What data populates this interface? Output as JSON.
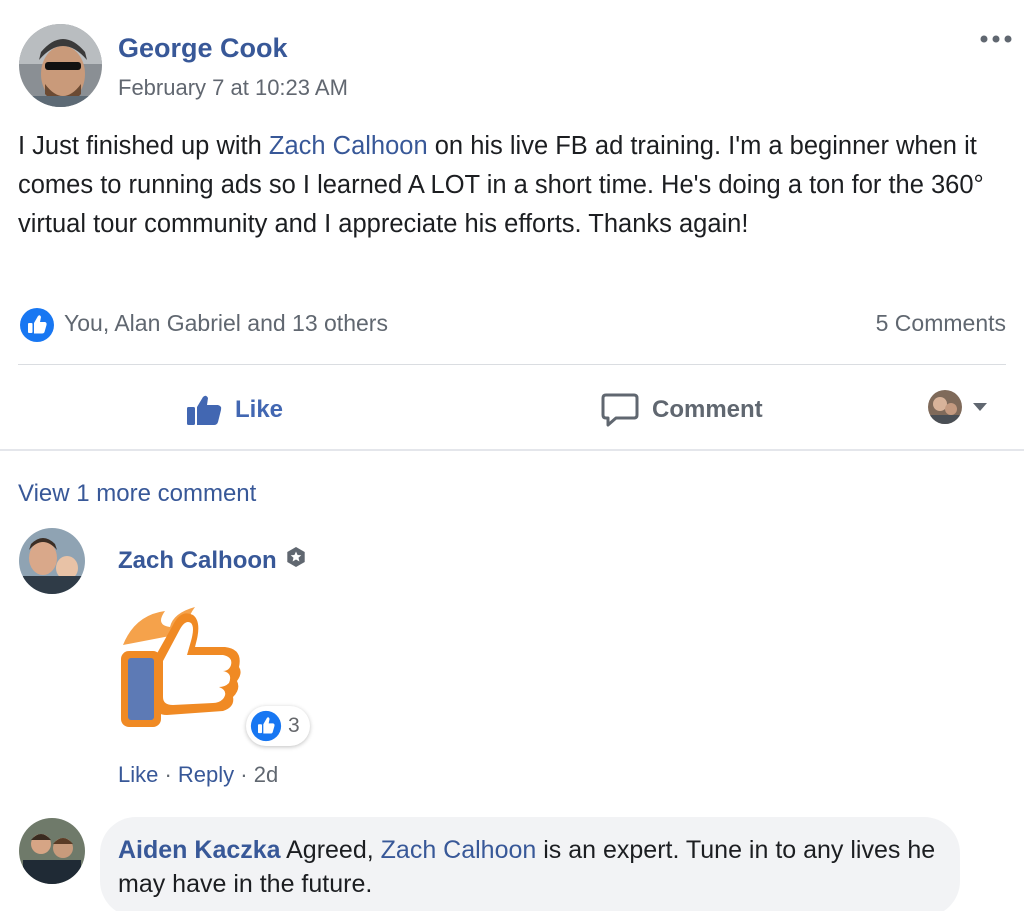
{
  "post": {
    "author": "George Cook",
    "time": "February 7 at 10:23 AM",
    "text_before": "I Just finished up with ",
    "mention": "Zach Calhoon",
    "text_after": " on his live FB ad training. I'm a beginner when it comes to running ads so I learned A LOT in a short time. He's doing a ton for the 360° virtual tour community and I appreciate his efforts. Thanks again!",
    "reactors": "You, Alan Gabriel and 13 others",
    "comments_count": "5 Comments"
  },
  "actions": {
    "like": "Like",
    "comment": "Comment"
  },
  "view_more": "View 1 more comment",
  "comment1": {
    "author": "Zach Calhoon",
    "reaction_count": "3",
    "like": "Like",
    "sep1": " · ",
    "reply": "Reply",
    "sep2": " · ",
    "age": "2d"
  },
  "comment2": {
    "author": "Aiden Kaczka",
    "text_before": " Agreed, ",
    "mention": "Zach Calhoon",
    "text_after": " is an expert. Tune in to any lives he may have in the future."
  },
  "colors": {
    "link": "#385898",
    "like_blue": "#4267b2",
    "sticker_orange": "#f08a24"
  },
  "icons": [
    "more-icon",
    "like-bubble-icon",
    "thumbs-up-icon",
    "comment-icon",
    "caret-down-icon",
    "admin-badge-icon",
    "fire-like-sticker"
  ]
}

+++++

> [CHALLENGE]: Identify which lines contain the word "author" and copy each one.

> [SOLUTION TO THIS TASK]:
    "author": "George Cook",
    "author": "Zach Calhoon",
    "author": "Aiden Kaczka",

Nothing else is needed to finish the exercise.